- Records for this exercise -
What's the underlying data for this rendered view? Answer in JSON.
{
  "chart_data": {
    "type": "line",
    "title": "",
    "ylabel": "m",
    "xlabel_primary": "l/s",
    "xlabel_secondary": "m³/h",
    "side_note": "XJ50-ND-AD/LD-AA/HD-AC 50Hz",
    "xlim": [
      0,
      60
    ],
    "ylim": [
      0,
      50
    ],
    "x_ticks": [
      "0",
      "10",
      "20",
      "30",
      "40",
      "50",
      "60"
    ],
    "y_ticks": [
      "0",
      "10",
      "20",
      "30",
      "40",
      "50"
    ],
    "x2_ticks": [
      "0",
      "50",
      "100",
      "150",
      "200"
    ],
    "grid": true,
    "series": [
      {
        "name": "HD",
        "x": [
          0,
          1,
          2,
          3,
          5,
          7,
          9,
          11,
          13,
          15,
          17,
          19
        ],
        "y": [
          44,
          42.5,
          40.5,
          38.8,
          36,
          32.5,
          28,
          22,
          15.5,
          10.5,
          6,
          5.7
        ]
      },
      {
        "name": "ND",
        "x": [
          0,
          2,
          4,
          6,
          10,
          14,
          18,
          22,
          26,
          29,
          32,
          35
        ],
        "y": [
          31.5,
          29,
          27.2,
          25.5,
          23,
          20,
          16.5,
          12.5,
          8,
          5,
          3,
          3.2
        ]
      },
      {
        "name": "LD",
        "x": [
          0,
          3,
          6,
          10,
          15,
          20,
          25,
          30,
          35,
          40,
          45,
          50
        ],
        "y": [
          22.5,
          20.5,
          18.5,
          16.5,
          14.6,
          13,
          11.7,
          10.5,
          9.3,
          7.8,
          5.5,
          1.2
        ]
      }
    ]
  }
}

- Problem requirements -
Each record should come back exactly as written.

- Task response -
What's the underlying data for this rendered view? Answer in JSON.
{
  "chart_data": {
    "type": "line",
    "title": "",
    "ylabel": "m",
    "xlabel_primary": "l/s",
    "xlabel_secondary": "m³/h",
    "side_note": "XJ50-ND-AD/LD-AA/HD-AC 50Hz",
    "xlim": [
      0,
      60
    ],
    "ylim": [
      0,
      50
    ],
    "x_ticks": [
      "0",
      "10",
      "20",
      "30",
      "40",
      "50",
      "60"
    ],
    "y_ticks": [
      "0",
      "10",
      "20",
      "30",
      "40",
      "50"
    ],
    "x2_ticks": [
      "0",
      "50",
      "100",
      "150",
      "200"
    ],
    "grid": true,
    "series": [
      {
        "name": "HD",
        "x": [
          0,
          1,
          2,
          3,
          5,
          7,
          9,
          11,
          13,
          15,
          17,
          19
        ],
        "y": [
          44,
          42.5,
          40.5,
          38.8,
          36,
          32.5,
          28,
          22,
          15.5,
          10.5,
          6,
          5.7
        ]
      },
      {
        "name": "ND",
        "x": [
          0,
          2,
          4,
          6,
          10,
          14,
          18,
          22,
          26,
          29,
          32,
          35
        ],
        "y": [
          31.5,
          29,
          27.2,
          25.5,
          23,
          20,
          16.5,
          12.5,
          8,
          5,
          3,
          3.2
        ]
      },
      {
        "name": "LD",
        "x": [
          0,
          3,
          6,
          10,
          15,
          20,
          25,
          30,
          35,
          40,
          45,
          50
        ],
        "y": [
          22.5,
          20.5,
          18.5,
          16.5,
          14.6,
          13,
          11.7,
          10.5,
          9.3,
          7.8,
          5.5,
          1.2
        ]
      }
    ]
  }
}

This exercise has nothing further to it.